- Opening Delimiter -

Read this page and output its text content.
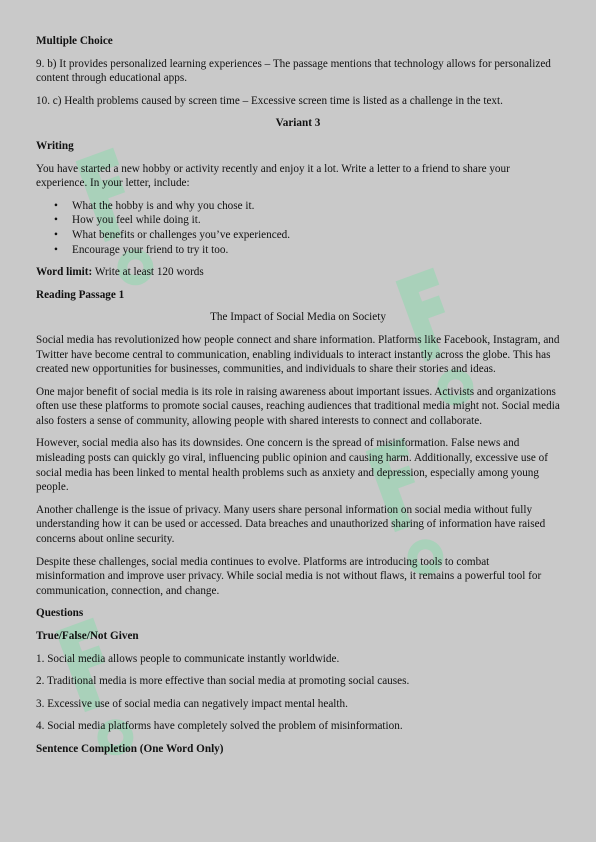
Multiple Choice

9. b) It provides personalized learning experiences – The passage mentions that technology allows for personalized content through educational apps.

10. c) Health problems caused by screen time – Excessive screen time is listed as a challenge in the text.

Variant 3

Writing

You have started a new hobby or activity recently and enjoy it a lot. Write a letter to a friend to share your experience. In your letter, include:

• What the hobby is and why you chose it.
• How you feel while doing it.
• What benefits or challenges you’ve experienced.
• Encourage your friend to try it too.

Word limit: Write at least 120 words

Reading Passage 1

The Impact of Social Media on Society

Social media has revolutionized how people connect and share information. Platforms like Facebook, Instagram, and Twitter have become central to communication, enabling individuals to interact instantly across the globe. This has created new opportunities for businesses, communities, and individuals to share their stories and ideas.

One major benefit of social media is its role in raising awareness about important issues. Activists and organizations often use these platforms to promote social causes, reaching audiences that traditional media might not. Social media also fosters a sense of community, allowing people with shared interests to connect and collaborate.

However, social media also has its downsides. One concern is the spread of misinformation. False news and misleading posts can quickly go viral, influencing public opinion and causing harm. Additionally, excessive use of social media has been linked to mental health problems such as anxiety and depression, especially among young people.

Another challenge is the issue of privacy. Many users share personal information on social media without fully understanding how it can be used or accessed. Data breaches and unauthorized sharing of information have raised concerns about online security.

Despite these challenges, social media continues to evolve. Platforms are introducing tools to combat misinformation and improve user privacy. While social media is not without flaws, it remains a powerful tool for communication, connection, and change.

Questions

True/False/Not Given

1. Social media allows people to communicate instantly worldwide.

2. Traditional media is more effective than social media at promoting social causes.

3. Excessive use of social media can negatively impact mental health.

4. Social media platforms have completely solved the problem of misinformation.

Sentence Completion (One Word Only)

- Closing Delimiter -

* [Exercise directions]:
Set down every line of the entries above again, exactly as written, but not the pictures.

* [Output of the task]:
Read this page and output its text content.
Multiple Choice

9. b) It provides personalized learning experiences – The passage mentions that technology allows for personalized content through educational apps.

10. c) Health problems caused by screen time – Excessive screen time is listed as a challenge in the text.

Variant 3

Writing

You have started a new hobby or activity recently and enjoy it a lot. Write a letter to a friend to share your experience. In your letter, include:

• What the hobby is and why you chose it.
• How you feel while doing it.
• What benefits or challenges you’ve experienced.
• Encourage your friend to try it too.

Word limit: Write at least 120 words

Reading Passage 1

The Impact of Social Media on Society

Social media has revolutionized how people connect and share information. Platforms like Facebook, Instagram, and Twitter have become central to communication, enabling individuals to interact instantly across the globe. This has created new opportunities for businesses, communities, and individuals to share their stories and ideas.

One major benefit of social media is its role in raising awareness about important issues. Activists and organizations often use these platforms to promote social causes, reaching audiences that traditional media might not. Social media also fosters a sense of community, allowing people with shared interests to connect and collaborate.

However, social media also has its downsides. One concern is the spread of misinformation. False news and misleading posts can quickly go viral, influencing public opinion and causing harm. Additionally, excessive use of social media has been linked to mental health problems such as anxiety and depression, especially among young people.

Another challenge is the issue of privacy. Many users share personal information on social media without fully understanding how it can be used or accessed. Data breaches and unauthorized sharing of information have raised concerns about online security.

Despite these challenges, social media continues to evolve. Platforms are introducing tools to combat misinformation and improve user privacy. While social media is not without flaws, it remains a powerful tool for communication, connection, and change.

Questions

True/False/Not Given

1. Social media allows people to communicate instantly worldwide.

2. Traditional media is more effective than social media at promoting social causes.

3. Excessive use of social media can negatively impact mental health.

4. Social media platforms have completely solved the problem of misinformation.

Sentence Completion (One Word Only)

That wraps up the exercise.